━━ Task input
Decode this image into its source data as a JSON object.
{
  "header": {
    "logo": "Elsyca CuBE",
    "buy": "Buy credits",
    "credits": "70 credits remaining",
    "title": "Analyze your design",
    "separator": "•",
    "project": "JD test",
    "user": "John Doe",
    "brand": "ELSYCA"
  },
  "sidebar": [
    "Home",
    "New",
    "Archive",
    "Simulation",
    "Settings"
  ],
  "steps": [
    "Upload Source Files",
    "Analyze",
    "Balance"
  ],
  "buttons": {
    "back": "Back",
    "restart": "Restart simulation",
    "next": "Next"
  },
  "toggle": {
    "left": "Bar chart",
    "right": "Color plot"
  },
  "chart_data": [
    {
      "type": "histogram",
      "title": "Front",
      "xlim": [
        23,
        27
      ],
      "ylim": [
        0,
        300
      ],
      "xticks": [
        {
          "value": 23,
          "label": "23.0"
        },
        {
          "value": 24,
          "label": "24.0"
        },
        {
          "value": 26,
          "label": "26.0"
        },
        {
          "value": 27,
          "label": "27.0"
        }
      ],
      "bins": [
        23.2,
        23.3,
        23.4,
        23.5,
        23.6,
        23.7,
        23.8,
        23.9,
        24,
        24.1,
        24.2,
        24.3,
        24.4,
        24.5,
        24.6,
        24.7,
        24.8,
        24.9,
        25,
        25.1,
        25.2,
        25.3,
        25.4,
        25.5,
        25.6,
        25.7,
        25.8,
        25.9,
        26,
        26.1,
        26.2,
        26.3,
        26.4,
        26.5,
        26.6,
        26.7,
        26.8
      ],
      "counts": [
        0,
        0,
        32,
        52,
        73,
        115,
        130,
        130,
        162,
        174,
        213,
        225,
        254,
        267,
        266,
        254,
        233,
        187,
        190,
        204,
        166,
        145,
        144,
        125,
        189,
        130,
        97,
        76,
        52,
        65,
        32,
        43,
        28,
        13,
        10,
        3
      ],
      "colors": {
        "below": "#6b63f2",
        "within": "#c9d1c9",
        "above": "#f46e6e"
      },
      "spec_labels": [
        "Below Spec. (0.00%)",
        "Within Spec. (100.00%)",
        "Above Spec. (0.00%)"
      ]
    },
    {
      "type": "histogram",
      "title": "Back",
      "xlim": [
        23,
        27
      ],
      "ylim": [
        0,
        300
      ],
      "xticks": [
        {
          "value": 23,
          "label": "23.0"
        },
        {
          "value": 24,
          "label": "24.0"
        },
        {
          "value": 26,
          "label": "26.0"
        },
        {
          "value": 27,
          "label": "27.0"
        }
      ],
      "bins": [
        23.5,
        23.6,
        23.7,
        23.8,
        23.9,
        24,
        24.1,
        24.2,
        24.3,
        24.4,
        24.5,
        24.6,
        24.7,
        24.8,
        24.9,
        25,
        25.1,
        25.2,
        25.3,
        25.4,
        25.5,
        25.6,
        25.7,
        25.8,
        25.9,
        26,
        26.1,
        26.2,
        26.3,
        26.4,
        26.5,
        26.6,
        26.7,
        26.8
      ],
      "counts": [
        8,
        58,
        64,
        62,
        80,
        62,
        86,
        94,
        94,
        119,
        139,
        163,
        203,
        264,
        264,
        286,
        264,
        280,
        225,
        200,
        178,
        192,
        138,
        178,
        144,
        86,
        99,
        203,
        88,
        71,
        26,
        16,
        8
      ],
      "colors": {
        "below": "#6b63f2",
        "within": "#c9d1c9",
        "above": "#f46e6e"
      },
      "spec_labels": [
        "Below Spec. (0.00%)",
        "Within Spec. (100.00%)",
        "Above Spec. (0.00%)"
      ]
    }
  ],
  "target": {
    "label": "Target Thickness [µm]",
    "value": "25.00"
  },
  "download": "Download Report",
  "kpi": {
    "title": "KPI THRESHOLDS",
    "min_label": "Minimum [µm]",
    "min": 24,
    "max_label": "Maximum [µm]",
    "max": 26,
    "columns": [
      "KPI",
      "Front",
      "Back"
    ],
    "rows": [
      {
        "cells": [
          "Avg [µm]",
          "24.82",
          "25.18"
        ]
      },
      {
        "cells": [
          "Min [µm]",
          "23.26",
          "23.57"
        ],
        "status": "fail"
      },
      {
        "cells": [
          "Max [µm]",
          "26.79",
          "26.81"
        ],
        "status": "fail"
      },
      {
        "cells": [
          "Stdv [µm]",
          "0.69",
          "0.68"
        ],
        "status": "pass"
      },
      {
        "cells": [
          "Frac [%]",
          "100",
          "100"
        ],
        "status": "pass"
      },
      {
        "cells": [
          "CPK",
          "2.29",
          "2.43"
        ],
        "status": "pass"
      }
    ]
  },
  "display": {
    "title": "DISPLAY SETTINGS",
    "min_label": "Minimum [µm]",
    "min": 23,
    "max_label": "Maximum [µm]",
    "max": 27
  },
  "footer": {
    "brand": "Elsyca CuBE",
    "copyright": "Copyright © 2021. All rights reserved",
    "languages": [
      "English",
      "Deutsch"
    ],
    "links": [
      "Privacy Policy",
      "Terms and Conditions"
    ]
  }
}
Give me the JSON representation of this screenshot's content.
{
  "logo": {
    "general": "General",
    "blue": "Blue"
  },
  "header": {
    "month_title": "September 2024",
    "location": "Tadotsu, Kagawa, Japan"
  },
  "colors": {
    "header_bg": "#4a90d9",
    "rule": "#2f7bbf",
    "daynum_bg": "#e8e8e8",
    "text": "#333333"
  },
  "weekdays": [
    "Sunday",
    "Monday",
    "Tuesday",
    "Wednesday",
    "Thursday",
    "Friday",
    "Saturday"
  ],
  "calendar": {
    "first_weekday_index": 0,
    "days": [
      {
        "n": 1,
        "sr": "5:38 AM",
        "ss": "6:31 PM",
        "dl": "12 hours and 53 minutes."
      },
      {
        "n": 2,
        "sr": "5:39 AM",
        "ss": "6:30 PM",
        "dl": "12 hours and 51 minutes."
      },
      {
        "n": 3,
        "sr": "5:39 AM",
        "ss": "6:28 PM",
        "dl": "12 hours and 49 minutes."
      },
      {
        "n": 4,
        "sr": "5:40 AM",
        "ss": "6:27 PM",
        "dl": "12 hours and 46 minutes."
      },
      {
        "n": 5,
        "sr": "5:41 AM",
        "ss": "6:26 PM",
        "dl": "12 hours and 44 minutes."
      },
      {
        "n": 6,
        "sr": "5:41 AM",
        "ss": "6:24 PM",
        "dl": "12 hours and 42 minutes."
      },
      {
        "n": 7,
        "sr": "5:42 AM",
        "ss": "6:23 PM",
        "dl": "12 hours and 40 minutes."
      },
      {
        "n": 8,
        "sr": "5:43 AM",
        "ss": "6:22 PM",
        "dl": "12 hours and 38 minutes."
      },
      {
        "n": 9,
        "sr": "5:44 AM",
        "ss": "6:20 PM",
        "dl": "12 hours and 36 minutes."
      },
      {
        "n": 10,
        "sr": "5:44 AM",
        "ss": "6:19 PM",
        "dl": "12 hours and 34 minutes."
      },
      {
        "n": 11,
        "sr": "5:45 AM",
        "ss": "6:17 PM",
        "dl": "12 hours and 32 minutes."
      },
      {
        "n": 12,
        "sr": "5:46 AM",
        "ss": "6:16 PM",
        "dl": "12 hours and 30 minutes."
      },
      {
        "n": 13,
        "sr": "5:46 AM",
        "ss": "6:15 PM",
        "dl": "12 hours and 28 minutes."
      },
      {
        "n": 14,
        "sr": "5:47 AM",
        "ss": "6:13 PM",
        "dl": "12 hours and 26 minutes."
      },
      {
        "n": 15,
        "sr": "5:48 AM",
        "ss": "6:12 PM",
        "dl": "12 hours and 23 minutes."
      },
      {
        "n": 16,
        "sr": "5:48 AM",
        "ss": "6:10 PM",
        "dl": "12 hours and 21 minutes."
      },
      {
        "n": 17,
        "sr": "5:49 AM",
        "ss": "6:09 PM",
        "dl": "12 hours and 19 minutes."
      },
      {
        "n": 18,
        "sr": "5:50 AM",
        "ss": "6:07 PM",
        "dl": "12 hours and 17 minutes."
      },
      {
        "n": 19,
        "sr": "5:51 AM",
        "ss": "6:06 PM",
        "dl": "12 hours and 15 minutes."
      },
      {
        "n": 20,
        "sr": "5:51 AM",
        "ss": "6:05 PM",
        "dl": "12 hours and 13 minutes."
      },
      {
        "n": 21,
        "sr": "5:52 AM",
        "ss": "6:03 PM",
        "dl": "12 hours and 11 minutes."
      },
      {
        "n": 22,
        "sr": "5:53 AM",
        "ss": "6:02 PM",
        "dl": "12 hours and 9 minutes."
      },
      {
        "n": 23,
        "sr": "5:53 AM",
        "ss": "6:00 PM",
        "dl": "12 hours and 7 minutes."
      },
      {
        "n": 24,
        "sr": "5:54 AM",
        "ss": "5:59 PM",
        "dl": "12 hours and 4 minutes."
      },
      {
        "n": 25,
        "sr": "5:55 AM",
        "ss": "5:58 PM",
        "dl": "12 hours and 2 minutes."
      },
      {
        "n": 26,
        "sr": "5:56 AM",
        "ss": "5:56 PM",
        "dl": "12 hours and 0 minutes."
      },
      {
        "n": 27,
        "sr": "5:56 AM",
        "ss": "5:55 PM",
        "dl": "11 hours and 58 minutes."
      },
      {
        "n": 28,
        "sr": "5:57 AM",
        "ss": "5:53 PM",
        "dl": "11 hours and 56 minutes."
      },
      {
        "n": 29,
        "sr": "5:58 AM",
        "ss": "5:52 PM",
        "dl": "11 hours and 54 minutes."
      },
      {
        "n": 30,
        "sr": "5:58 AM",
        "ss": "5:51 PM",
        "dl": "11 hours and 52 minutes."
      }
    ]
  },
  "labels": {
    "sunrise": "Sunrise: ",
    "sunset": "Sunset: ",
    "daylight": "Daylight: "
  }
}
━━━━
Task to complete:
From the entries above, copy each line holding "this".

Correct answer:
Decode this image into its source data as a JSON object.
Give me the JSON representation of this screenshot's content.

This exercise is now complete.